● Task details: Write out the whole of the material exactly.

══════

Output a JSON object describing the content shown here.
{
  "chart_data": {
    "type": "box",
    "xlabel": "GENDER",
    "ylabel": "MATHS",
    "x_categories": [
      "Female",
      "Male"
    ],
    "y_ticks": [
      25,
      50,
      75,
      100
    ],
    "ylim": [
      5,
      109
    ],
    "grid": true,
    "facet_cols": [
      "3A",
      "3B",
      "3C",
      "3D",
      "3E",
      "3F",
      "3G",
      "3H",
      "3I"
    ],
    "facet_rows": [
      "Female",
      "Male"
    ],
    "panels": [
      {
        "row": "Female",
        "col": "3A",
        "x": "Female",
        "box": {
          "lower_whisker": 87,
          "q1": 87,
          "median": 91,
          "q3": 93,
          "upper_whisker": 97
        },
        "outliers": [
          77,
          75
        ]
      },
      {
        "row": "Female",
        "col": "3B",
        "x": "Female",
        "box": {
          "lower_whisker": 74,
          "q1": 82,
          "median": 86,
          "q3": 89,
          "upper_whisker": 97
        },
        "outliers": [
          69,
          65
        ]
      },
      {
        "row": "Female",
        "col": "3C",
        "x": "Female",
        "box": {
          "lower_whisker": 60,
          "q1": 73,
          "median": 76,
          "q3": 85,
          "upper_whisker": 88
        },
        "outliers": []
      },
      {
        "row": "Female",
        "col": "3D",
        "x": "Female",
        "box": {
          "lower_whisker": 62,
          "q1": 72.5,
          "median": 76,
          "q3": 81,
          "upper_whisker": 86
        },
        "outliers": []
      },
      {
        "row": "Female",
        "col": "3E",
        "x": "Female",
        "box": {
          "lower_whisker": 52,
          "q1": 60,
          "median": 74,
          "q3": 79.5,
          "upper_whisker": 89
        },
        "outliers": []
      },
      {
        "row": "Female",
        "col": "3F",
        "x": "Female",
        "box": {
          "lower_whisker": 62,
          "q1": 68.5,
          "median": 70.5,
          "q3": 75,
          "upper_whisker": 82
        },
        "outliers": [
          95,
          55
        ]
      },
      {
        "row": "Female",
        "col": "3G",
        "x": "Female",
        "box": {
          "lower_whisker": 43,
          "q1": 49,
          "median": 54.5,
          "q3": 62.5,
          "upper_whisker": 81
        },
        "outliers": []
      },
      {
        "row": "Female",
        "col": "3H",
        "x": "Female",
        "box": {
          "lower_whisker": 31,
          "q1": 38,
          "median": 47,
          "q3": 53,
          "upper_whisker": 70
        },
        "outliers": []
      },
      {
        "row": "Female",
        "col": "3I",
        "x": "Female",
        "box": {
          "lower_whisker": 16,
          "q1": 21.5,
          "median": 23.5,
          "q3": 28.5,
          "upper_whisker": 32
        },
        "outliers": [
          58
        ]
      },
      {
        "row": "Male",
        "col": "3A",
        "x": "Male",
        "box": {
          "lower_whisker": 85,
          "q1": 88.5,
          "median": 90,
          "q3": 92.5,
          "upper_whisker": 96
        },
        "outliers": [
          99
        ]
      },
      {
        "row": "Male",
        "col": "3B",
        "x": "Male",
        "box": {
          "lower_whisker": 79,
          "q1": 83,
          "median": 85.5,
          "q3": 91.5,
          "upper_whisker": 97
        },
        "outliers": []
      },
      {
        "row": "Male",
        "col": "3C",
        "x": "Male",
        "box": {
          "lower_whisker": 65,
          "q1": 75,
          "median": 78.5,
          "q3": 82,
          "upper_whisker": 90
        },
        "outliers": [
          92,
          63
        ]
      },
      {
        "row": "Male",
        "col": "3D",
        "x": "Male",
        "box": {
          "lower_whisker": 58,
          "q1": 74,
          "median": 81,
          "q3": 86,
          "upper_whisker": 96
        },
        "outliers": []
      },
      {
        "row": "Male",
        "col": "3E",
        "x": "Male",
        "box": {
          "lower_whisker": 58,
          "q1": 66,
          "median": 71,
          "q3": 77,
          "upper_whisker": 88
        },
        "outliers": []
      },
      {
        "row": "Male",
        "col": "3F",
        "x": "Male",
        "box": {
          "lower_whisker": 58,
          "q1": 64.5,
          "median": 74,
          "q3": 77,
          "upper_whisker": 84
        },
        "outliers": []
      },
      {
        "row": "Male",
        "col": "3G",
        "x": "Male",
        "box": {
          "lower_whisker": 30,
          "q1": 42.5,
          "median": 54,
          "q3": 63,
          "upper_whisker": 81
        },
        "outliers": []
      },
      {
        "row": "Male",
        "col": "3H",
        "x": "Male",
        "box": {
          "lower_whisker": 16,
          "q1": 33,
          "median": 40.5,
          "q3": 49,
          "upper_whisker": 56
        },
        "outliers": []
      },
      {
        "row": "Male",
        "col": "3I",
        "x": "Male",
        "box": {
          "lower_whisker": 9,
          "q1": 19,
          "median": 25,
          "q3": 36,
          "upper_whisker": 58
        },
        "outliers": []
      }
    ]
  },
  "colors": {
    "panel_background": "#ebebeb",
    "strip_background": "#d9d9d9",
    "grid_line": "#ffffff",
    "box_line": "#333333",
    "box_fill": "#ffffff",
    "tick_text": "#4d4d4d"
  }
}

══════

● Answer:
Output a JSON object describing the content shown here.
{
  "chart_data": {
    "type": "box",
    "xlabel": "GENDER",
    "ylabel": "MATHS",
    "x_categories": [
      "Female",
      "Male"
    ],
    "y_ticks": [
      25,
      50,
      75,
      100
    ],
    "ylim": [
      5,
      109
    ],
    "grid": true,
    "facet_cols": [
      "3A",
      "3B",
      "3C",
      "3D",
      "3E",
      "3F",
      "3G",
      "3H",
      "3I"
    ],
    "facet_rows": [
      "Female",
      "Male"
    ],
    "panels": [
      {
        "row": "Female",
        "col": "3A",
        "x": "Female",
        "box": {
          "lower_whisker": 87,
          "q1": 87,
          "median": 91,
          "q3": 93,
          "upper_whisker": 97
        },
        "outliers": [
          77,
          75
        ]
      },
      {
        "row": "Female",
        "col": "3B",
        "x": "Female",
        "box": {
          "lower_whisker": 74,
          "q1": 82,
          "median": 86,
          "q3": 89,
          "upper_whisker": 97
        },
        "outliers": [
          69,
          65
        ]
      },
      {
        "row": "Female",
        "col": "3C",
        "x": "Female",
        "box": {
          "lower_whisker": 60,
          "q1": 73,
          "median": 76,
          "q3": 85,
          "upper_whisker": 88
        },
        "outliers": []
      },
      {
        "row": "Female",
        "col": "3D",
        "x": "Female",
        "box": {
          "lower_whisker": 62,
          "q1": 72.5,
          "median": 76,
          "q3": 81,
          "upper_whisker": 86
        },
        "outliers": []
      },
      {
        "row": "Female",
        "col": "3E",
        "x": "Female",
        "box": {
          "lower_whisker": 52,
          "q1": 60,
          "median": 74,
          "q3": 79.5,
          "upper_whisker": 89
        },
        "outliers": []
      },
      {
        "row": "Female",
        "col": "3F",
        "x": "Female",
        "box": {
          "lower_whisker": 62,
          "q1": 68.5,
          "median": 70.5,
          "q3": 75,
          "upper_whisker": 82
        },
        "outliers": [
          95,
          55
        ]
      },
      {
        "row": "Female",
        "col": "3G",
        "x": "Female",
        "box": {
          "lower_whisker": 43,
          "q1": 49,
          "median": 54.5,
          "q3": 62.5,
          "upper_whisker": 81
        },
        "outliers": []
      },
      {
        "row": "Female",
        "col": "3H",
        "x": "Female",
        "box": {
          "lower_whisker": 31,
          "q1": 38,
          "median": 47,
          "q3": 53,
          "upper_whisker": 70
        },
        "outliers": []
      },
      {
        "row": "Female",
        "col": "3I",
        "x": "Female",
        "box": {
          "lower_whisker": 16,
          "q1": 21.5,
          "median": 23.5,
          "q3": 28.5,
          "upper_whisker": 32
        },
        "outliers": [
          58
        ]
      },
      {
        "row": "Male",
        "col": "3A",
        "x": "Male",
        "box": {
          "lower_whisker": 85,
          "q1": 88.5,
          "median": 90,
          "q3": 92.5,
          "upper_whisker": 96
        },
        "outliers": [
          99
        ]
      },
      {
        "row": "Male",
        "col": "3B",
        "x": "Male",
        "box": {
          "lower_whisker": 79,
          "q1": 83,
          "median": 85.5,
          "q3": 91.5,
          "upper_whisker": 97
        },
        "outliers": []
      },
      {
        "row": "Male",
        "col": "3C",
        "x": "Male",
        "box": {
          "lower_whisker": 65,
          "q1": 75,
          "median": 78.5,
          "q3": 82,
          "upper_whisker": 90
        },
        "outliers": [
          92,
          63
        ]
      },
      {
        "row": "Male",
        "col": "3D",
        "x": "Male",
        "box": {
          "lower_whisker": 58,
          "q1": 74,
          "median": 81,
          "q3": 86,
          "upper_whisker": 96
        },
        "outliers": []
      },
      {
        "row": "Male",
        "col": "3E",
        "x": "Male",
        "box": {
          "lower_whisker": 58,
          "q1": 66,
          "median": 71,
          "q3": 77,
          "upper_whisker": 88
        },
        "outliers": []
      },
      {
        "row": "Male",
        "col": "3F",
        "x": "Male",
        "box": {
          "lower_whisker": 58,
          "q1": 64.5,
          "median": 74,
          "q3": 77,
          "upper_whisker": 84
        },
        "outliers": []
      },
      {
        "row": "Male",
        "col": "3G",
        "x": "Male",
        "box": {
          "lower_whisker": 30,
          "q1": 42.5,
          "median": 54,
          "q3": 63,
          "upper_whisker": 81
        },
        "outliers": []
      },
      {
        "row": "Male",
        "col": "3H",
        "x": "Male",
        "box": {
          "lower_whisker": 16,
          "q1": 33,
          "median": 40.5,
          "q3": 49,
          "upper_whisker": 56
        },
        "outliers": []
      },
      {
        "row": "Male",
        "col": "3I",
        "x": "Male",
        "box": {
          "lower_whisker": 9,
          "q1": 19,
          "median": 25,
          "q3": 36,
          "upper_whisker": 58
        },
        "outliers": []
      }
    ]
  },
  "colors": {
    "panel_background": "#ebebeb",
    "strip_background": "#d9d9d9",
    "grid_line": "#ffffff",
    "box_line": "#333333",
    "box_fill": "#ffffff",
    "tick_text": "#4d4d4d"
  }
}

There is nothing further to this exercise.